WHAT THIS TASK INVOLVES:
Return the count of lines with the string "SCHMENGLER" in them, and nothing else.

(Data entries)
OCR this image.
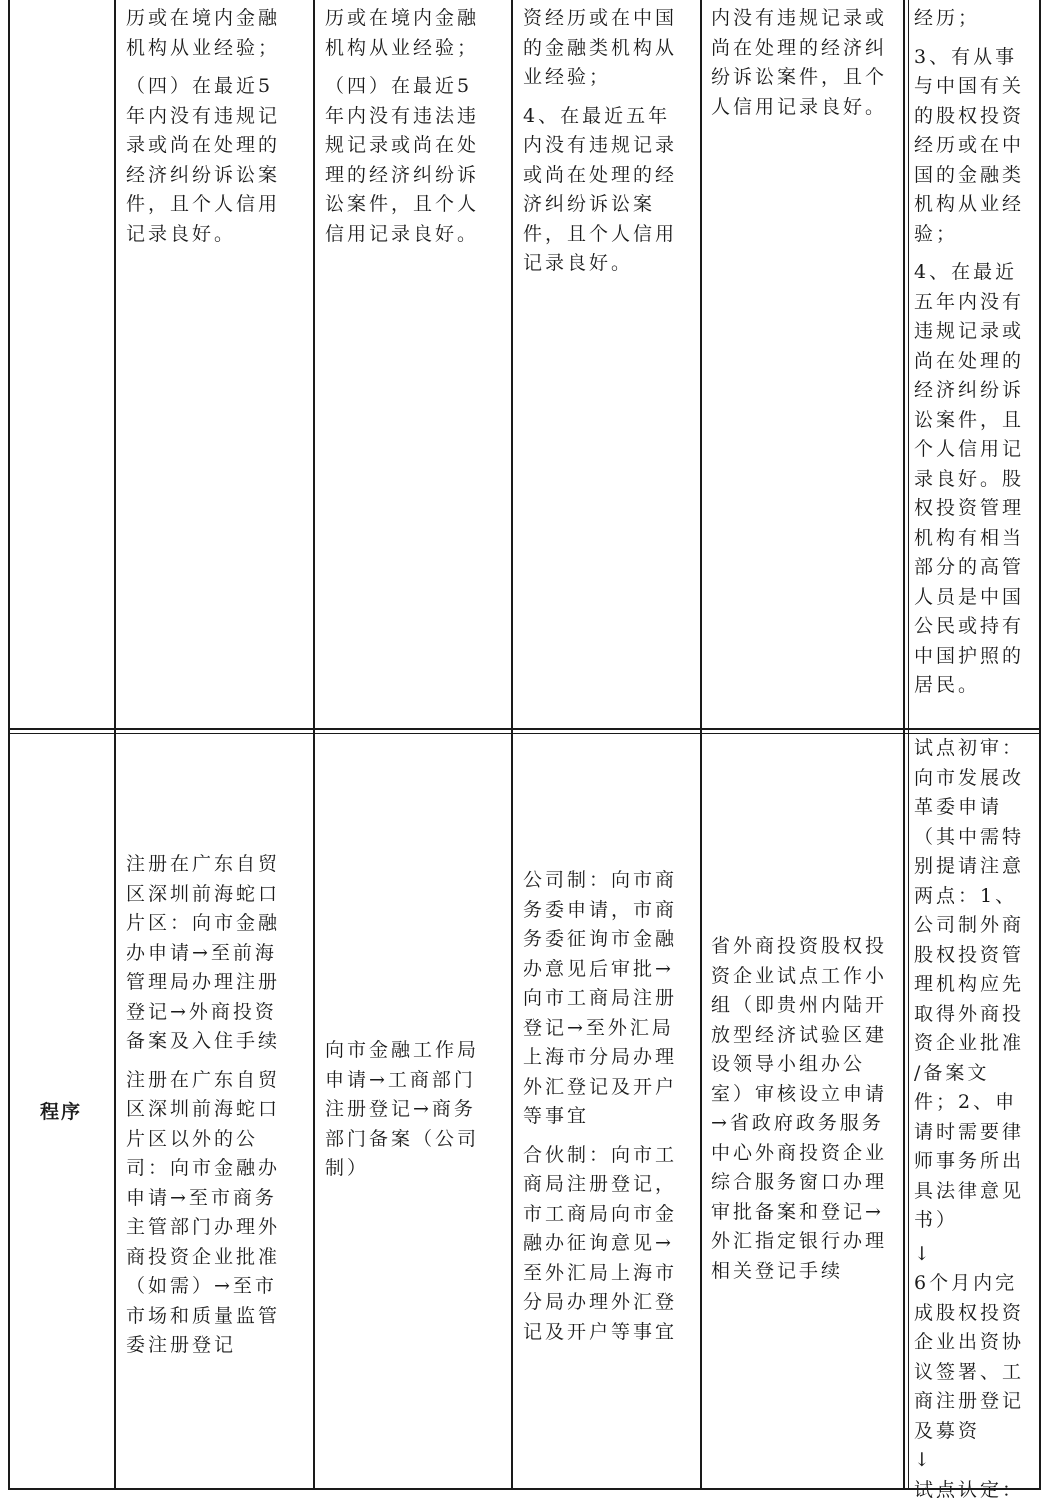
历或在境内金融
机构从业经验；

（四）在最近5
年内没有违规记
录或尚在处理的
经济纠纷诉讼案
件，且个人信用
记录良好。

历或在境内金融
机构从业经验；

（四）在最近5
年内没有违法违
规记录或尚在处
理的经济纠纷诉
讼案件，且个人
信用记录良好。

资经历或在中国
的金融类机构从
业经验；

4、在最近五年
内没有违规记录
或尚在处理的经
济纠纷诉讼案
件，且个人信用
记录良好。

内没有违规记录或
尚在处理的经济纠
纷诉讼案件，且个
人信用记录良好。

经历；

3、有从事
与中国有关
的股权投资
经历或在中
国的金融类
机构从业经
验；

4、在最近
五年内没有
违规记录或
尚在处理的
经济纠纷诉
讼案件，且
个人信用记
录良好。股
权投资管理
机构有相当
部分的高管
人员是中国
公民或持有
中国护照的
居民。

程序

注册在广东自贸
区深圳前海蛇口
片区：向市金融
办申请→至前海
管理局办理注册
登记→外商投资
备案及入住手续

注册在广东自贸
区深圳前海蛇口
片区以外的公
司：向市金融办
申请→至市商务
主管部门办理外
商投资企业批准
（如需）→至市
市场和质量监管
委注册登记

向市金融工作局
申请→工商部门
注册登记→商务
部门备案（公司
制）

公司制：向市商
务委申请，市商
务委征询市金融
办意见后审批→
向市工商局注册
登记→至外汇局
上海市分局办理
外汇登记及开户
等事宜

合伙制：向市工
商局注册登记，
市工商局向市金
融办征询意见→
至外汇局上海市
分局办理外汇登
记及开户等事宜

省外商投资股权投
资企业试点工作小
组（即贵州内陆开
放型经济试验区建
设领导小组办公
室）审核设立申请
→省政府政务服务
中心外商投资企业
综合服务窗口办理
审批备案和登记→
外汇指定银行办理
相关登记手续

试点初审：
向市发展改
革委申请
（其中需特
别提请注意
两点：1、
公司制外商
股权投资管
理机构应先
取得外商投
资企业批准
/备案文
件；2、申
请时需要律
师事务所出
具法律意见
书）

↓
6个月内完
成股权投资
企业出资协
议签署、工
商注册登记
及募资

↓
试点认定：
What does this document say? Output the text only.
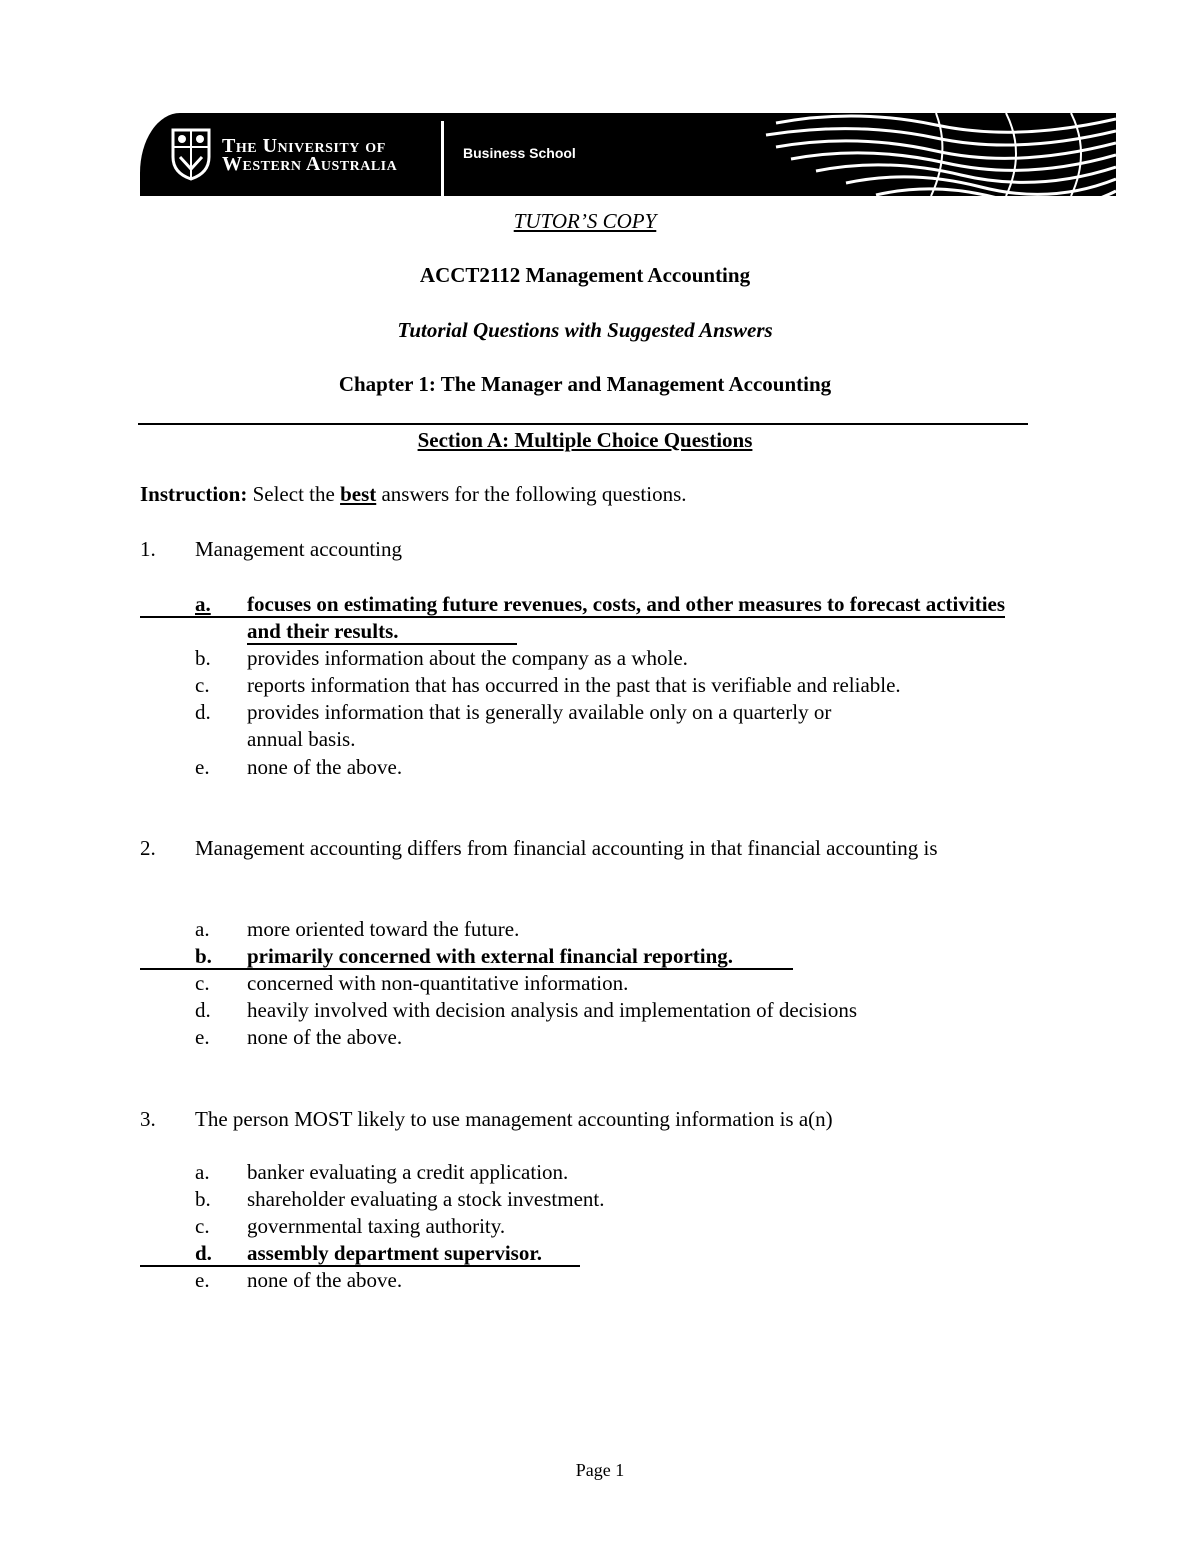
The University of
Western Australia	Business School
TUTOR’S COPY
ACCT2112 Management Accounting
Tutorial Questions with Suggested Answers
Chapter 1: The Manager and Management Accounting
Section A: Multiple Choice Questions
Instruction: Select the best answers for the following questions.
1. Management accounting
a. focuses on estimating future revenues, costs, and other measures to forecast activities and their results.
b. provides information about the company as a whole.
c. reports information that has occurred in the past that is verifiable and reliable.
d. provides information that is generally available only on a quarterly or annual basis.
e. none of the above.
2. Management accounting differs from financial accounting in that financial accounting is
a. more oriented toward the future.
b. primarily concerned with external financial reporting.
c. concerned with non-quantitative information.
d. heavily involved with decision analysis and implementation of decisions
e. none of the above.
3. The person MOST likely to use management accounting information is a(n)
a. banker evaluating a credit application.
b. shareholder evaluating a stock investment.
c. governmental taxing authority.
d. assembly department supervisor.
e. none of the above.
Page 1
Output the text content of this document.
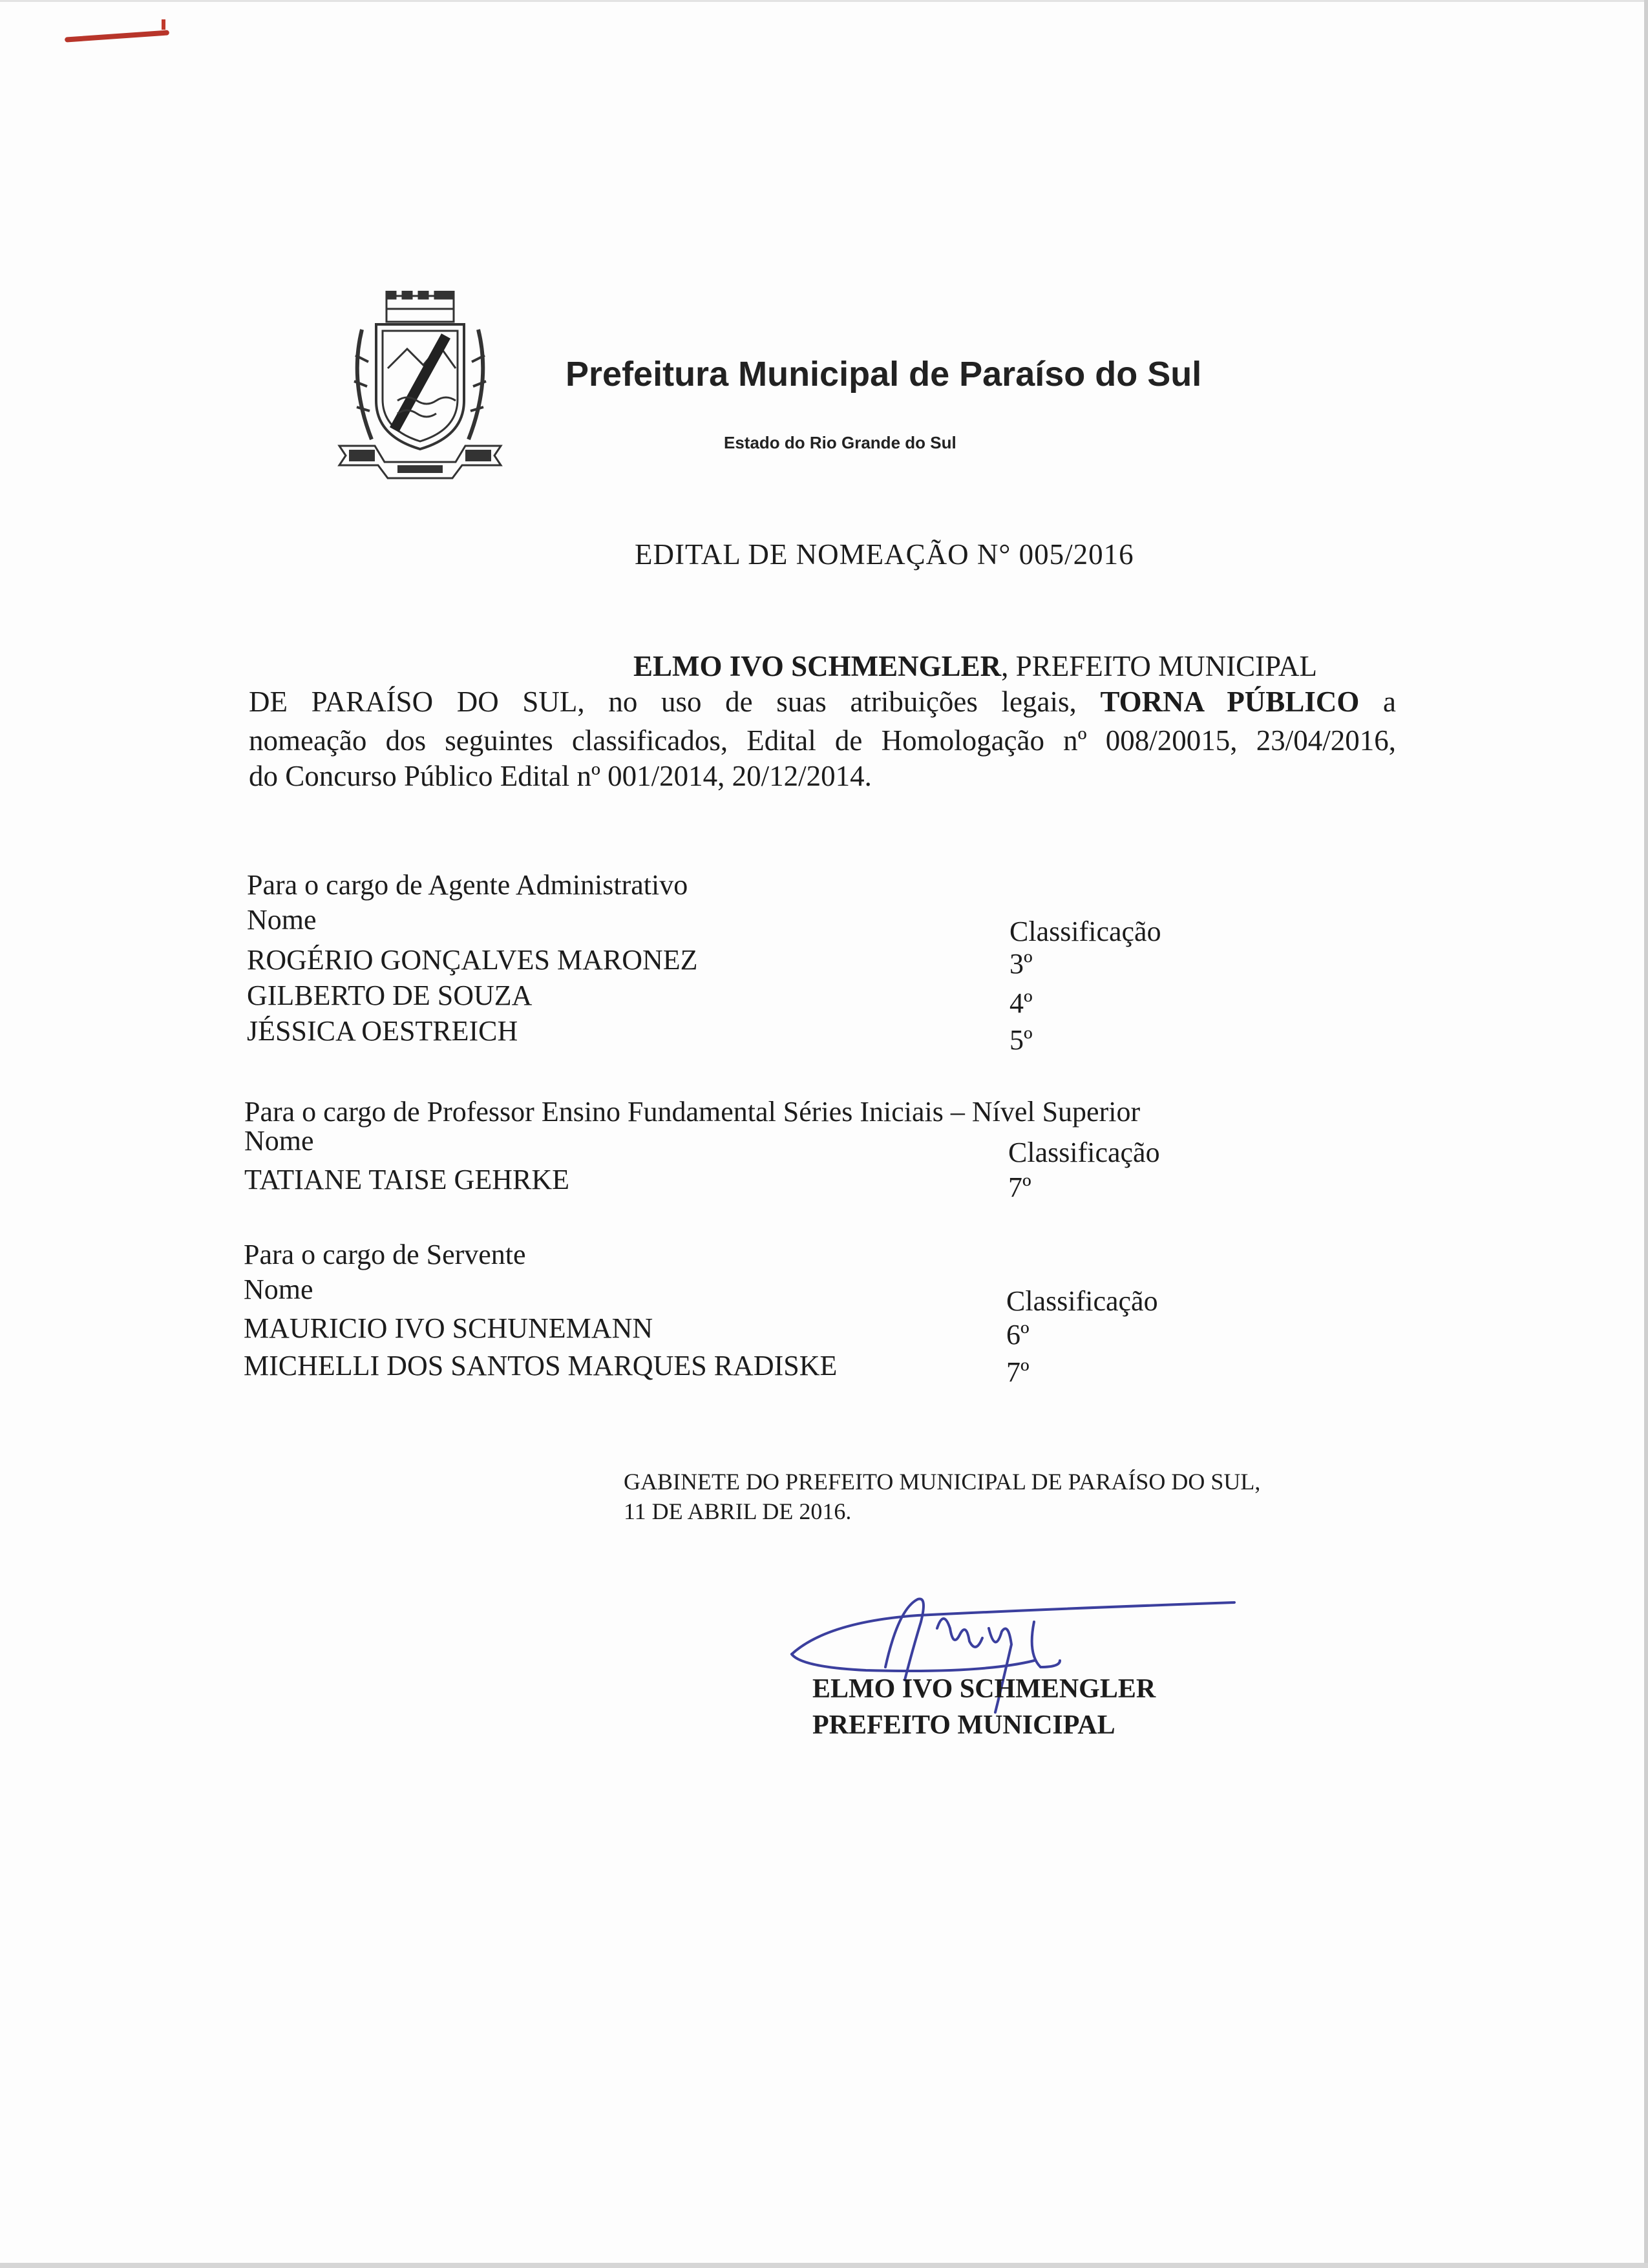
Prefeitura Municipal de Paraíso do Sul
Estado do Rio Grande do Sul
EDITAL DE NOMEAÇÃO N° 005/2016
ELMO IVO SCHMENGLER, PREFEITO MUNICIPAL
DE PARAÍSO DO SUL, no uso de suas atribuições legais, TORNA PÚBLICO a
nomeação dos seguintes classificados, Edital de Homologação nº 008/20015, 23/04/2016,
do Concurso Público Edital nº 001/2014, 20/12/2014.
Para o cargo de Agente Administrativo
Nome	Classificação
ROGÉRIO GONÇALVES MARONEZ	3º
GILBERTO DE SOUZA	4º
JÉSSICA OESTREICH	5º
Para o cargo de Professor Ensino Fundamental Séries Iniciais – Nível Superior
Nome	Classificação
TATIANE TAISE GEHRKE	7º
Para o cargo de Servente
Nome	Classificação
MAURICIO IVO SCHUNEMANN	6º
MICHELLI DOS SANTOS MARQUES RADISKE	7º
GABINETE DO PREFEITO MUNICIPAL DE PARAÍSO DO SUL,
11 DE ABRIL DE 2016.
ELMO IVO SCHMENGLER
PREFEITO MUNICIPAL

SOLUTION FOR THIS TASK:
2